▶ [Aim of the task]
Reproduce all of the data exactly, with no line skipped.

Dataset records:
start

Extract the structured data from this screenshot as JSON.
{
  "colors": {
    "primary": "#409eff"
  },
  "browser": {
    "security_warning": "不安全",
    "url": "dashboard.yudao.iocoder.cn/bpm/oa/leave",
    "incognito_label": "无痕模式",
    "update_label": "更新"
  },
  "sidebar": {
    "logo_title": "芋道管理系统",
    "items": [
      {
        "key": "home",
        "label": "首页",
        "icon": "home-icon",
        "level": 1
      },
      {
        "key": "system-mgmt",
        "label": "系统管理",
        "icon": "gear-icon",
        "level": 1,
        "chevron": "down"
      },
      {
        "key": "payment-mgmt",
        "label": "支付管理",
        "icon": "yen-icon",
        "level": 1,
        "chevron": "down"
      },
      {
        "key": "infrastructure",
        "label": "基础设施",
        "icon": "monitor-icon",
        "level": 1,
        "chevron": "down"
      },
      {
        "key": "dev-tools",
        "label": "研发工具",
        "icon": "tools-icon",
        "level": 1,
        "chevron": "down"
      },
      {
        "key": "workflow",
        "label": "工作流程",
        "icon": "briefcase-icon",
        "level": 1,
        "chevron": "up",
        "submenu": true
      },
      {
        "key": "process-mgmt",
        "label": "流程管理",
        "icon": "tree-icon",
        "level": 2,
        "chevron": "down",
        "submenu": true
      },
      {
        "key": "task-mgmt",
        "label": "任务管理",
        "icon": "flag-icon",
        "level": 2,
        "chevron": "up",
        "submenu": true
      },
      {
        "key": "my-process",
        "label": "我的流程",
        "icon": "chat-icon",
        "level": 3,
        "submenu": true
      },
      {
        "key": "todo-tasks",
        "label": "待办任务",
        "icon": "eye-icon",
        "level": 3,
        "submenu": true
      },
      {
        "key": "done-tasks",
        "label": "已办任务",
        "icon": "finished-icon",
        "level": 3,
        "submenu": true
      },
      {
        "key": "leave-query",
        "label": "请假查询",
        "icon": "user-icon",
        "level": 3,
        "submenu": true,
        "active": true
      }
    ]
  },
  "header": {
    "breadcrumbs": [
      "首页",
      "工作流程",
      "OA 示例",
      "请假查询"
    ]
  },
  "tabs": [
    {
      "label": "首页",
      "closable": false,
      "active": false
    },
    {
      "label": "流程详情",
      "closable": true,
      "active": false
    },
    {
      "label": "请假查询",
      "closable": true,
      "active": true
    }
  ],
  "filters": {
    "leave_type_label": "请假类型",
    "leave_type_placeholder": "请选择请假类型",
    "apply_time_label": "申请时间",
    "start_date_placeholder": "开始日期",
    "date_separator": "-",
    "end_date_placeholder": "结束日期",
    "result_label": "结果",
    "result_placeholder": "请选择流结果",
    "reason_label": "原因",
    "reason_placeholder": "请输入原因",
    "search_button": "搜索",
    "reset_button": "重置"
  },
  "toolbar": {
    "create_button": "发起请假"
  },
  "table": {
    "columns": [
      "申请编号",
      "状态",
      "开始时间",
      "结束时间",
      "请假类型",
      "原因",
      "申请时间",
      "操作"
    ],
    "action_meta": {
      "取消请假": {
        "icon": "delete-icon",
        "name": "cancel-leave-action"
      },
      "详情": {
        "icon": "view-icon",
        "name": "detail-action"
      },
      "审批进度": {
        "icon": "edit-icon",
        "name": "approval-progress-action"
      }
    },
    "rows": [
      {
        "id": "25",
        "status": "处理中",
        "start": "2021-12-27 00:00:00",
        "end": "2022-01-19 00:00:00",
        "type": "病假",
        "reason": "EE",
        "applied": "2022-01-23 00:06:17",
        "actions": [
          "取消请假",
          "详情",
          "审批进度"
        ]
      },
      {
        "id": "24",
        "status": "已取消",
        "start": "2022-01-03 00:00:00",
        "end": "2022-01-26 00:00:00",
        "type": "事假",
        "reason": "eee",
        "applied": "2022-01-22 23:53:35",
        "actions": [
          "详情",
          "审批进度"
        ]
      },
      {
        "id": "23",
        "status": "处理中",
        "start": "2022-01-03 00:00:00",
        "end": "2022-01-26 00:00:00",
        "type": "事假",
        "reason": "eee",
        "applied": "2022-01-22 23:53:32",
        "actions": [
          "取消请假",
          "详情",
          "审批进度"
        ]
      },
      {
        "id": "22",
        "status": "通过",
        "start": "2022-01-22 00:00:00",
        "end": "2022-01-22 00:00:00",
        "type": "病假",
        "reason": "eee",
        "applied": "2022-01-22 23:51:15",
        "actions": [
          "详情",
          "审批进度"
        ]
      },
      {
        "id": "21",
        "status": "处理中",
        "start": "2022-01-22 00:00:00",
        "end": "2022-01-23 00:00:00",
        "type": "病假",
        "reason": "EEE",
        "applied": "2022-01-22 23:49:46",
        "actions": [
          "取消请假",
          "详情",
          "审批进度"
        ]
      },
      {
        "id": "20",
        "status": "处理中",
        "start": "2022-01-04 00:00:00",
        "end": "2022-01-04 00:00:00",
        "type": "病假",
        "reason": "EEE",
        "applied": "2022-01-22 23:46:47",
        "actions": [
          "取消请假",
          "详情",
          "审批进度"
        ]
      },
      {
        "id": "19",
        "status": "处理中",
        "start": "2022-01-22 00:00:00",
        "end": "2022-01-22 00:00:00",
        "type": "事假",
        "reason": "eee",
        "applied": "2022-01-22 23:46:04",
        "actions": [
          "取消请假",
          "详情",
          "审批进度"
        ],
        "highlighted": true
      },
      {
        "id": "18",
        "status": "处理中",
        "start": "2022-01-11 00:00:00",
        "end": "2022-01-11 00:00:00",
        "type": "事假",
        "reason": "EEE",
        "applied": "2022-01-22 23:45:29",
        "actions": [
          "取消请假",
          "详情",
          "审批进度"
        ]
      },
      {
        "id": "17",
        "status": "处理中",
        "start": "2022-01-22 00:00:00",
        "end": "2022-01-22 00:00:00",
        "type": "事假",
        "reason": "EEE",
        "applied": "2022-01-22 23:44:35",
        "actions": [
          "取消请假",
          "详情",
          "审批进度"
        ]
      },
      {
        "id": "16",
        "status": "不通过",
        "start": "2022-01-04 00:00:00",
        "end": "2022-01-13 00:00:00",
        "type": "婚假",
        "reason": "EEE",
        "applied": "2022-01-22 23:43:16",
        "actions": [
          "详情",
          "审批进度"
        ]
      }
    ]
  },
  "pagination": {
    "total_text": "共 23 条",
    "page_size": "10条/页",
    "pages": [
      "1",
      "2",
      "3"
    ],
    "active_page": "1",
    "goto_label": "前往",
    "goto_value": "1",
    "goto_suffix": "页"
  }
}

end

▶ [Output for this exercise]
Extract the structured data from this screenshot as JSON.
{
  "colors": {
    "primary": "#409eff"
  },
  "browser": {
    "security_warning": "不安全",
    "url": "dashboard.yudao.iocoder.cn/bpm/oa/leave",
    "incognito_label": "无痕模式",
    "update_label": "更新"
  },
  "sidebar": {
    "logo_title": "芋道管理系统",
    "items": [
      {
        "key": "home",
        "label": "首页",
        "icon": "home-icon",
        "level": 1
      },
      {
        "key": "system-mgmt",
        "label": "系统管理",
        "icon": "gear-icon",
        "level": 1,
        "chevron": "down"
      },
      {
        "key": "payment-mgmt",
        "label": "支付管理",
        "icon": "yen-icon",
        "level": 1,
        "chevron": "down"
      },
      {
        "key": "infrastructure",
        "label": "基础设施",
        "icon": "monitor-icon",
        "level": 1,
        "chevron": "down"
      },
      {
        "key": "dev-tools",
        "label": "研发工具",
        "icon": "tools-icon",
        "level": 1,
        "chevron": "down"
      },
      {
        "key": "workflow",
        "label": "工作流程",
        "icon": "briefcase-icon",
        "level": 1,
        "chevron": "up",
        "submenu": true
      },
      {
        "key": "process-mgmt",
        "label": "流程管理",
        "icon": "tree-icon",
        "level": 2,
        "chevron": "down",
        "submenu": true
      },
      {
        "key": "task-mgmt",
        "label": "任务管理",
        "icon": "flag-icon",
        "level": 2,
        "chevron": "up",
        "submenu": true
      },
      {
        "key": "my-process",
        "label": "我的流程",
        "icon": "chat-icon",
        "level": 3,
        "submenu": true
      },
      {
        "key": "todo-tasks",
        "label": "待办任务",
        "icon": "eye-icon",
        "level": 3,
        "submenu": true
      },
      {
        "key": "done-tasks",
        "label": "已办任务",
        "icon": "finished-icon",
        "level": 3,
        "submenu": true
      },
      {
        "key": "leave-query",
        "label": "请假查询",
        "icon": "user-icon",
        "level": 3,
        "submenu": true,
        "active": true
      }
    ]
  },
  "header": {
    "breadcrumbs": [
      "首页",
      "工作流程",
      "OA 示例",
      "请假查询"
    ]
  },
  "tabs": [
    {
      "label": "首页",
      "closable": false,
      "active": false
    },
    {
      "label": "流程详情",
      "closable": true,
      "active": false
    },
    {
      "label": "请假查询",
      "closable": true,
      "active": true
    }
  ],
  "filters": {
    "leave_type_label": "请假类型",
    "leave_type_placeholder": "请选择请假类型",
    "apply_time_label": "申请时间",
    "start_date_placeholder": "开始日期",
    "date_separator": "-",
    "end_date_placeholder": "结束日期",
    "result_label": "结果",
    "result_placeholder": "请选择流结果",
    "reason_label": "原因",
    "reason_placeholder": "请输入原因",
    "search_button": "搜索",
    "reset_button": "重置"
  },
  "toolbar": {
    "create_button": "发起请假"
  },
  "table": {
    "columns": [
      "申请编号",
      "状态",
      "开始时间",
      "结束时间",
      "请假类型",
      "原因",
      "申请时间",
      "操作"
    ],
    "action_meta": {
      "取消请假": {
        "icon": "delete-icon",
        "name": "cancel-leave-action"
      },
      "详情": {
        "icon": "view-icon",
        "name": "detail-action"
      },
      "审批进度": {
        "icon": "edit-icon",
        "name": "approval-progress-action"
      }
    },
    "rows": [
      {
        "id": "25",
        "status": "处理中",
        "start": "2021-12-27 00:00:00",
        "end": "2022-01-19 00:00:00",
        "type": "病假",
        "reason": "EE",
        "applied": "2022-01-23 00:06:17",
        "actions": [
          "取消请假",
          "详情",
          "审批进度"
        ]
      },
      {
        "id": "24",
        "status": "已取消",
        "start": "2022-01-03 00:00:00",
        "end": "2022-01-26 00:00:00",
        "type": "事假",
        "reason": "eee",
        "applied": "2022-01-22 23:53:35",
        "actions": [
          "详情",
          "审批进度"
        ]
      },
      {
        "id": "23",
        "status": "处理中",
        "start": "2022-01-03 00:00:00",
        "end": "2022-01-26 00:00:00",
        "type": "事假",
        "reason": "eee",
        "applied": "2022-01-22 23:53:32",
        "actions": [
          "取消请假",
          "详情",
          "审批进度"
        ]
      },
      {
        "id": "22",
        "status": "通过",
        "start": "2022-01-22 00:00:00",
        "end": "2022-01-22 00:00:00",
        "type": "病假",
        "reason": "eee",
        "applied": "2022-01-22 23:51:15",
        "actions": [
          "详情",
          "审批进度"
        ]
      },
      {
        "id": "21",
        "status": "处理中",
        "start": "2022-01-22 00:00:00",
        "end": "2022-01-23 00:00:00",
        "type": "病假",
        "reason": "EEE",
        "applied": "2022-01-22 23:49:46",
        "actions": [
          "取消请假",
          "详情",
          "审批进度"
        ]
      },
      {
        "id": "20",
        "status": "处理中",
        "start": "2022-01-04 00:00:00",
        "end": "2022-01-04 00:00:00",
        "type": "病假",
        "reason": "EEE",
        "applied": "2022-01-22 23:46:47",
        "actions": [
          "取消请假",
          "详情",
          "审批进度"
        ]
      },
      {
        "id": "19",
        "status": "处理中",
        "start": "2022-01-22 00:00:00",
        "end": "2022-01-22 00:00:00",
        "type": "事假",
        "reason": "eee",
        "applied": "2022-01-22 23:46:04",
        "actions": [
          "取消请假",
          "详情",
          "审批进度"
        ],
        "highlighted": true
      },
      {
        "id": "18",
        "status": "处理中",
        "start": "2022-01-11 00:00:00",
        "end": "2022-01-11 00:00:00",
        "type": "事假",
        "reason": "EEE",
        "applied": "2022-01-22 23:45:29",
        "actions": [
          "取消请假",
          "详情",
          "审批进度"
        ]
      },
      {
        "id": "17",
        "status": "处理中",
        "start": "2022-01-22 00:00:00",
        "end": "2022-01-22 00:00:00",
        "type": "事假",
        "reason": "EEE",
        "applied": "2022-01-22 23:44:35",
        "actions": [
          "取消请假",
          "详情",
          "审批进度"
        ]
      },
      {
        "id": "16",
        "status": "不通过",
        "start": "2022-01-04 00:00:00",
        "end": "2022-01-13 00:00:00",
        "type": "婚假",
        "reason": "EEE",
        "applied": "2022-01-22 23:43:16",
        "actions": [
          "详情",
          "审批进度"
        ]
      }
    ]
  },
  "pagination": {
    "total_text": "共 23 条",
    "page_size": "10条/页",
    "pages": [
      "1",
      "2",
      "3"
    ],
    "active_page": "1",
    "goto_label": "前往",
    "goto_value": "1",
    "goto_suffix": "页"
  }
}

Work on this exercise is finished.